Repeat each entry in full, exactly.

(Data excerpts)
▬▬▬▬▬▬▬▬▬▬
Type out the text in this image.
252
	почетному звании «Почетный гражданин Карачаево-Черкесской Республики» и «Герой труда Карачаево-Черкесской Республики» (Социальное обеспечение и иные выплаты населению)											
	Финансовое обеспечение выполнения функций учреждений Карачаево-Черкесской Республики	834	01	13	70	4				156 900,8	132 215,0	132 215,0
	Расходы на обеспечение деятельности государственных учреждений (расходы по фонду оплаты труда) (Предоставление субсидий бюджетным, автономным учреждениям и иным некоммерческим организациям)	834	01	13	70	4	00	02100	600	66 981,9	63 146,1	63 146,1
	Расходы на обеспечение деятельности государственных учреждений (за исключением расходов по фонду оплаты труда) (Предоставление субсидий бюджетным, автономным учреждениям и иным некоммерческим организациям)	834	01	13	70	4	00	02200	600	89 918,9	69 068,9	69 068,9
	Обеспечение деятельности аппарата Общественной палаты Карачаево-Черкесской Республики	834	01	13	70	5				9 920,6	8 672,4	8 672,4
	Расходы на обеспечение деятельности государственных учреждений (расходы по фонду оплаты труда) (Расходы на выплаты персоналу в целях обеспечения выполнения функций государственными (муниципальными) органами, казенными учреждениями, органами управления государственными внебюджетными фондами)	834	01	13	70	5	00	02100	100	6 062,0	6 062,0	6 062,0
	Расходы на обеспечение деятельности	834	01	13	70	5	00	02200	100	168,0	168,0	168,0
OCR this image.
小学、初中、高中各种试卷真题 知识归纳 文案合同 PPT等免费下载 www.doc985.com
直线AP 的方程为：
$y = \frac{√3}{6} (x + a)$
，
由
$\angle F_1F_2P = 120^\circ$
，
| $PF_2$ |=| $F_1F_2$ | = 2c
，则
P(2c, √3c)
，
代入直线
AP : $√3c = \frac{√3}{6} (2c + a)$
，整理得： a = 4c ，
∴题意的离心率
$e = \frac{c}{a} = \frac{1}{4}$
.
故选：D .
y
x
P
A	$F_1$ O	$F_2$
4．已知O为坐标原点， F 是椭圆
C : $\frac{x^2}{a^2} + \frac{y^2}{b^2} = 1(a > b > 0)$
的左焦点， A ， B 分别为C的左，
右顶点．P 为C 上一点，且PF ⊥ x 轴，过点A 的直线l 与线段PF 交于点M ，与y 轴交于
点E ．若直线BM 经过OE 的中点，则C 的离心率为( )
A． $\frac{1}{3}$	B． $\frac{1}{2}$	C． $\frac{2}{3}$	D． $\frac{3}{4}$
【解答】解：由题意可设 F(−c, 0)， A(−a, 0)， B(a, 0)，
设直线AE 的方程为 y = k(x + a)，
▬▬▬▬▬▬▬▬▬▬
- [Complete response]:
Type out the text in this image.
252
	почетному звании «Почетный гражданин Карачаево-Черкесской Республики» и «Герой труда Карачаево-Черкесской Республики» (Социальное обеспечение и иные выплаты населению)											
	Финансовое обеспечение выполнения функций учреждений Карачаево-Черкесской Республики	834	01	13	70	4				156 900,8	132 215,0	132 215,0
	Расходы на обеспечение деятельности государственных учреждений (расходы по фонду оплаты труда) (Предоставление субсидий бюджетным, автономным учреждениям и иным некоммерческим организациям)	834	01	13	70	4	00	02100	600	66 981,9	63 146,1	63 146,1
	Расходы на обеспечение деятельности государственных учреждений (за исключением расходов по фонду оплаты труда) (Предоставление субсидий бюджетным, автономным учреждениям и иным некоммерческим организациям)	834	01	13	70	4	00	02200	600	89 918,9	69 068,9	69 068,9
	Обеспечение деятельности аппарата Общественной палаты Карачаево-Черкесской Республики	834	01	13	70	5				9 920,6	8 672,4	8 672,4
	Расходы на обеспечение деятельности государственных учреждений (расходы по фонду оплаты труда) (Расходы на выплаты персоналу в целях обеспечения выполнения функций государственными (муниципальными) органами, казенными учреждениями, органами управления государственными внебюджетными фондами)	834	01	13	70	5	00	02100	100	6 062,0	6 062,0	6 062,0
	Расходы на обеспечение деятельности	834	01	13	70	5	00	02200	100	168,0	168,0	168,0
OCR this image.
小学、初中、高中各种试卷真题 知识归纳 文案合同 PPT等免费下载 www.doc985.com
直线AP 的方程为：
$y = \frac{√3}{6} (x + a)$
，
由
$\angle F_1F_2P = 120^\circ$
，
| $PF_2$ |=| $F_1F_2$ | = 2c
，则
P(2c, √3c)
，
代入直线
AP : $√3c = \frac{√3}{6} (2c + a)$
，整理得： a = 4c ，
∴题意的离心率
$e = \frac{c}{a} = \frac{1}{4}$
.
故选：D .
y
x
P
A	$F_1$ O	$F_2$
4．已知O为坐标原点， F 是椭圆
C : $\frac{x^2}{a^2} + \frac{y^2}{b^2} = 1(a > b > 0)$
的左焦点， A ， B 分别为C的左，
右顶点．P 为C 上一点，且PF ⊥ x 轴，过点A 的直线l 与线段PF 交于点M ，与y 轴交于
点E ．若直线BM 经过OE 的中点，则C 的离心率为( )
A． $\frac{1}{3}$	B． $\frac{1}{2}$	C． $\frac{2}{3}$	D． $\frac{3}{4}$
【解答】解：由题意可设 F(−c, 0)， A(−a, 0)， B(a, 0)，
设直线AE 的方程为 y = k(x + a)，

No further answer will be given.